(Records excerpted from a collection)
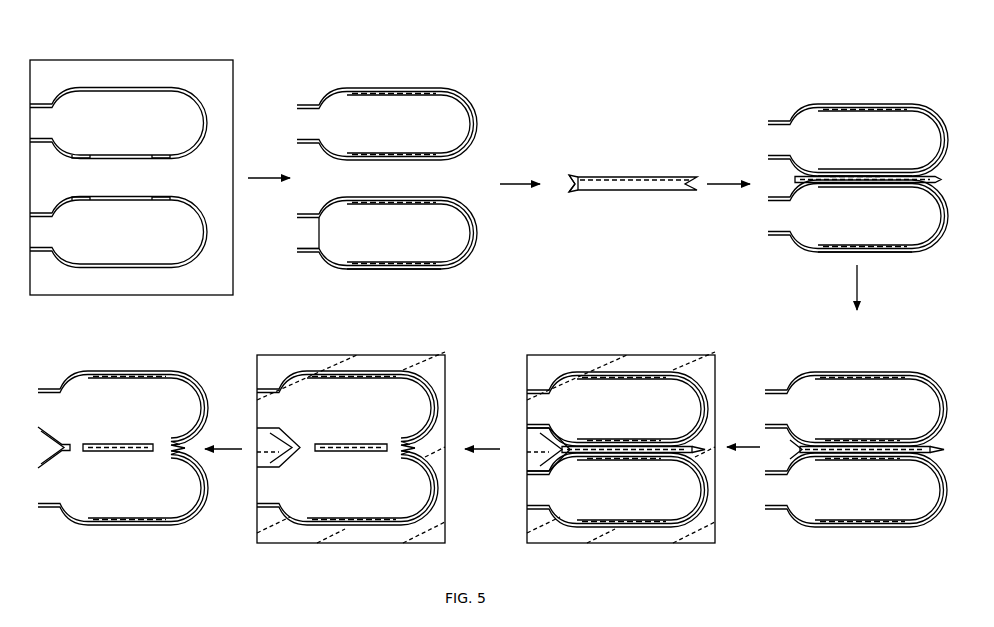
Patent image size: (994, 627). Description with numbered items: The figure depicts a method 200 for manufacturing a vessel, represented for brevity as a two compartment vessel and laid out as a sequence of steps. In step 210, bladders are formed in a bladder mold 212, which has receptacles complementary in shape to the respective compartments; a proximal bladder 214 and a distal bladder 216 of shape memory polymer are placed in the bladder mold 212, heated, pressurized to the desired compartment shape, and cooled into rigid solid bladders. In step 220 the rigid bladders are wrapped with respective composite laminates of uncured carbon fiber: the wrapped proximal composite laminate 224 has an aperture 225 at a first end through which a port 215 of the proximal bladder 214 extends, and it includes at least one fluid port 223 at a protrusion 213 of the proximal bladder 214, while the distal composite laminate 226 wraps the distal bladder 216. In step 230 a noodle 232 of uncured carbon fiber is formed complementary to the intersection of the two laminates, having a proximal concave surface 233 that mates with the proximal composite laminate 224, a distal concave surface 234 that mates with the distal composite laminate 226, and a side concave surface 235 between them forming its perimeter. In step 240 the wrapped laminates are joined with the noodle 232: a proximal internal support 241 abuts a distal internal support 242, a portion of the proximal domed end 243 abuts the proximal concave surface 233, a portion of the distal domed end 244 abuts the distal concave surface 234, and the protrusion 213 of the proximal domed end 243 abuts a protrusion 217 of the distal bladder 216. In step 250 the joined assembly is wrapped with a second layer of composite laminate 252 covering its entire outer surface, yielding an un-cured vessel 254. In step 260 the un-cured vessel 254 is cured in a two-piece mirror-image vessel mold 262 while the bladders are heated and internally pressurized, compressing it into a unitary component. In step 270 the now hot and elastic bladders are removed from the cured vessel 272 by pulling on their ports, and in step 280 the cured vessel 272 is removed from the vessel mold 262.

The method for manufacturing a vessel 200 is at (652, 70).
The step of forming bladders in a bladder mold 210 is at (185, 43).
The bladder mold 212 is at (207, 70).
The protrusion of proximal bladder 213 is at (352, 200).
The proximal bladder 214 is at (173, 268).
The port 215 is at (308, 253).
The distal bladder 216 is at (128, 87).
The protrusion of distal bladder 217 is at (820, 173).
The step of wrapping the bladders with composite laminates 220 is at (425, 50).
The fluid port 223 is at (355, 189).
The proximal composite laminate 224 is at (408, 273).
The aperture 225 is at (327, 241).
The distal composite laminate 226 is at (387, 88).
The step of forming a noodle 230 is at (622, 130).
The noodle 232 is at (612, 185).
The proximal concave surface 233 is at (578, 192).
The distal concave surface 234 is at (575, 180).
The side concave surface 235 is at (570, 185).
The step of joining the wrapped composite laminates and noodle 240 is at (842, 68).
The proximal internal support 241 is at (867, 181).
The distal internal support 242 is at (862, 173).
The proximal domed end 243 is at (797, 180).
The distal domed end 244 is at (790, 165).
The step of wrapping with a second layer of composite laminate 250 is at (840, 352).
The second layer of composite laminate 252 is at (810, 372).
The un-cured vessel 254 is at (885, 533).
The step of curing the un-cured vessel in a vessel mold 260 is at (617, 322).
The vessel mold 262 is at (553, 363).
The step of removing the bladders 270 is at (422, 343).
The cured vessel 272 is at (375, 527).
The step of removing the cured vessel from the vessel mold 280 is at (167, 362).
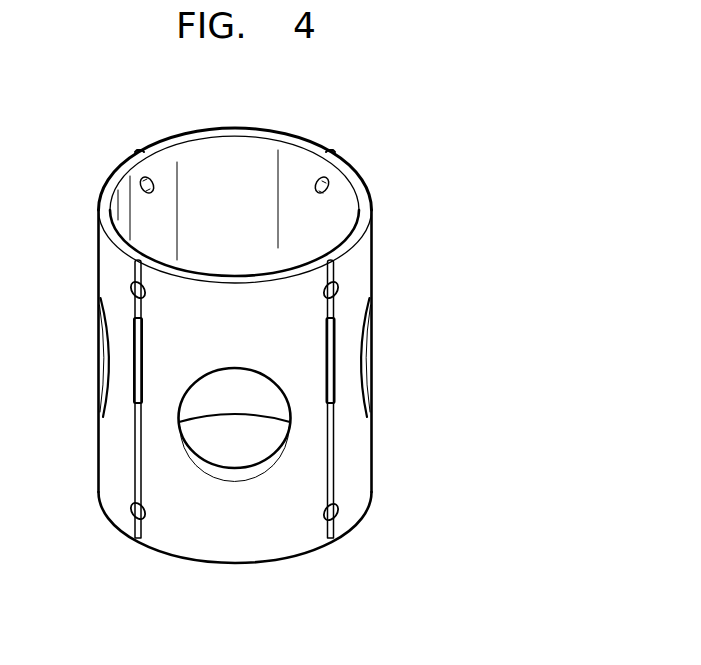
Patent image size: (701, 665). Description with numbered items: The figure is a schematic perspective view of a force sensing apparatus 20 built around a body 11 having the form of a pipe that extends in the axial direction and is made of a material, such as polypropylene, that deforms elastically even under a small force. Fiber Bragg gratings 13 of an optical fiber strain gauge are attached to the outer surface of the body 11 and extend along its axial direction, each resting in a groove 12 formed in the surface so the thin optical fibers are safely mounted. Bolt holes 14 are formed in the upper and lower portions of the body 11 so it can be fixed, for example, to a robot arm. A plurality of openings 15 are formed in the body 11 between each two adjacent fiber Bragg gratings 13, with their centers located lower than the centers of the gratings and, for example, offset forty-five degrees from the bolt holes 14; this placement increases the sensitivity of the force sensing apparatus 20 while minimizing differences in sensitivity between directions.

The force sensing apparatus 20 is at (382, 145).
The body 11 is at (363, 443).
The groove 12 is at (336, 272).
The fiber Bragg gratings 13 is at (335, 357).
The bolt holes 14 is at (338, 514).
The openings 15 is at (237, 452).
...
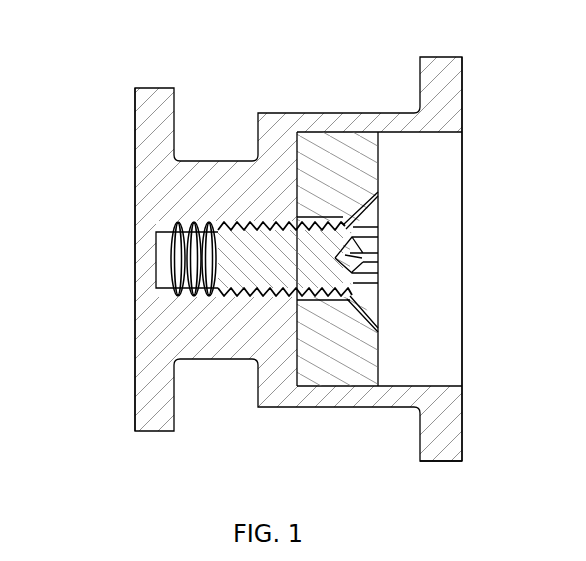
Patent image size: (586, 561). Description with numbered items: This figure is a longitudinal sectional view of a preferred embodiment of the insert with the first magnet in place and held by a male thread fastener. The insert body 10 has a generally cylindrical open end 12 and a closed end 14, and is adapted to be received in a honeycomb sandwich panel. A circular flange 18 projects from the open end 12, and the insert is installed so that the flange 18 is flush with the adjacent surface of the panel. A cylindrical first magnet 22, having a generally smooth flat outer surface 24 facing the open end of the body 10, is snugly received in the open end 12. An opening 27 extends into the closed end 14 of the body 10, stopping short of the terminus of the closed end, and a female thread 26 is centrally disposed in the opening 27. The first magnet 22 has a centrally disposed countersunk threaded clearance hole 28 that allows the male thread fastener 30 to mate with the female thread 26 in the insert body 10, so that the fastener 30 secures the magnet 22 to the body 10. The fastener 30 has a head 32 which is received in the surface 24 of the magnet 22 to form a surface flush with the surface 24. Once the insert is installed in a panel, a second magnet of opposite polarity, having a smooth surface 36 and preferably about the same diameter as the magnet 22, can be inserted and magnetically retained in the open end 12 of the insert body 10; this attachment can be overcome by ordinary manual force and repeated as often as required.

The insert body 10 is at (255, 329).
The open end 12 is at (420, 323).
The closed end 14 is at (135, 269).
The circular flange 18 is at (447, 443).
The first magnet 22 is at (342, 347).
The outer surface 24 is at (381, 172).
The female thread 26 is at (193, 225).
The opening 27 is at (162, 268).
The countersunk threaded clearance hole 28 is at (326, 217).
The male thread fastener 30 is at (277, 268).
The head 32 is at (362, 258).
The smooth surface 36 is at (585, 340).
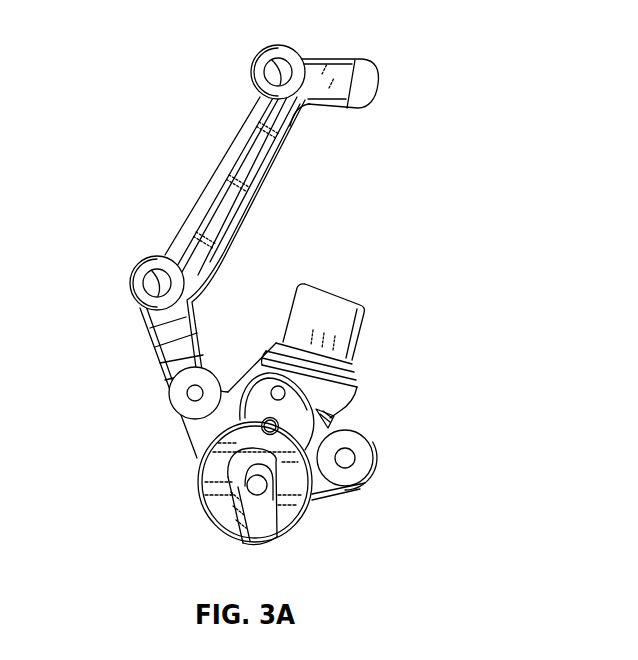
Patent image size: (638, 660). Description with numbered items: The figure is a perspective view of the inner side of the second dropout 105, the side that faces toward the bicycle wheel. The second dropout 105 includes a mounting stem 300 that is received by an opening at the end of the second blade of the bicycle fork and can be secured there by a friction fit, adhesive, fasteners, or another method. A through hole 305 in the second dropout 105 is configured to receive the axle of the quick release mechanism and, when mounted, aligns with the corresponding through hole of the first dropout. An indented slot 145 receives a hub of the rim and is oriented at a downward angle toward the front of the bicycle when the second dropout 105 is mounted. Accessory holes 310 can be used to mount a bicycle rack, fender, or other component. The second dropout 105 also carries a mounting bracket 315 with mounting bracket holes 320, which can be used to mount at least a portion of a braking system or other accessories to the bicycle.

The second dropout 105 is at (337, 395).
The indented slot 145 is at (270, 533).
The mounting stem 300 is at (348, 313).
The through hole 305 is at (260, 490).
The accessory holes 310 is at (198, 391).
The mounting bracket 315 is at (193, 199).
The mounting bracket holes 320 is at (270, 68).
* * *
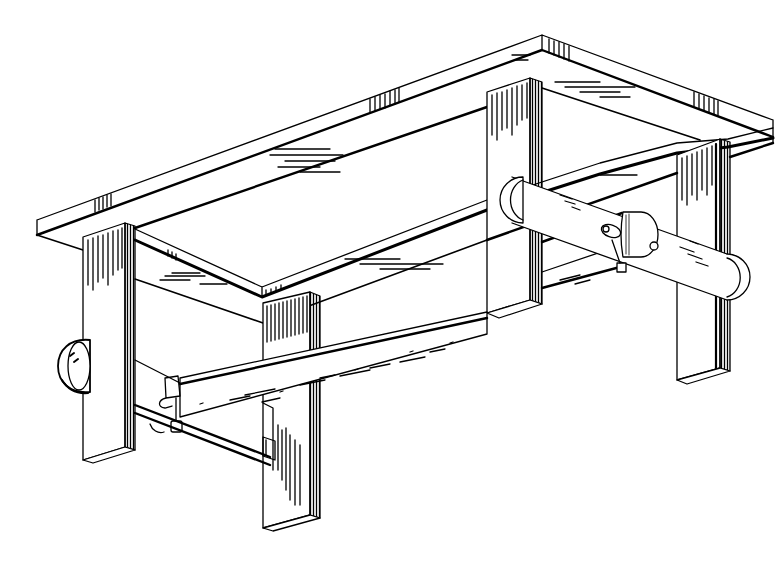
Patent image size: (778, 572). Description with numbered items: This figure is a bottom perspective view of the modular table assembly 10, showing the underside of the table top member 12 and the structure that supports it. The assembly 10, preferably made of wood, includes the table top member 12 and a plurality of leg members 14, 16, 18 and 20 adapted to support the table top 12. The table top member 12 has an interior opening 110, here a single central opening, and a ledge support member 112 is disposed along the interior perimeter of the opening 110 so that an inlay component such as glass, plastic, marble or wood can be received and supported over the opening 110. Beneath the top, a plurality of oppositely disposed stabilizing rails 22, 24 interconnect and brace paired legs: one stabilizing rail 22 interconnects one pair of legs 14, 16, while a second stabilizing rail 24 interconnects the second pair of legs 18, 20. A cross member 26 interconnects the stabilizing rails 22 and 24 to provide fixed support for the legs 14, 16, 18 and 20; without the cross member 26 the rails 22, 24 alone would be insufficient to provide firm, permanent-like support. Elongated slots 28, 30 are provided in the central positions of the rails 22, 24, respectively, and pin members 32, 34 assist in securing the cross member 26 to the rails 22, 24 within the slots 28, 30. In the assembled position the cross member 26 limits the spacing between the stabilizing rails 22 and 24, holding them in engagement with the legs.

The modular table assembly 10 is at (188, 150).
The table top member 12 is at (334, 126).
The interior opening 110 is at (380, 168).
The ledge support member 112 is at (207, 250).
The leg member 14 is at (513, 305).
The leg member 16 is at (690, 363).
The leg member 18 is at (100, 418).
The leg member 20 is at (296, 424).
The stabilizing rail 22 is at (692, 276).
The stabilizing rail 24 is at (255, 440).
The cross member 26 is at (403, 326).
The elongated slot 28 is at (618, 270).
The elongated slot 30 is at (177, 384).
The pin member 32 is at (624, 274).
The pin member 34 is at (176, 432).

Objective -> Retype the material above from the line with "Patent image size: (638, 660)." up to and including the line with "The through hole 305 is at (260, 490).".

Exercise solution ->
Patent image size: (638, 660). Description with numbered items: The figure is a perspective view of the inner side of the second dropout 105, the side that faces toward the bicycle wheel. The second dropout 105 includes a mounting stem 300 that is received by an opening at the end of the second blade of the bicycle fork and can be secured there by a friction fit, adhesive, fasteners, or another method. A through hole 305 in the second dropout 105 is configured to receive the axle of the quick release mechanism and, when mounted, aligns with the corresponding through hole of the first dropout. An indented slot 145 receives a hub of the rim and is oriented at a downward angle toward the front of the bicycle when the second dropout 105 is mounted. Accessory holes 310 can be used to mount a bicycle rack, fender, or other component. The second dropout 105 also carries a mounting bracket 315 with mounting bracket holes 320, which can be used to mount at least a portion of a braking system or other accessories to the bicycle.

The second dropout 105 is at (337, 395).
The indented slot 145 is at (270, 533).
The mounting stem 300 is at (348, 313).
The through hole 305 is at (260, 490).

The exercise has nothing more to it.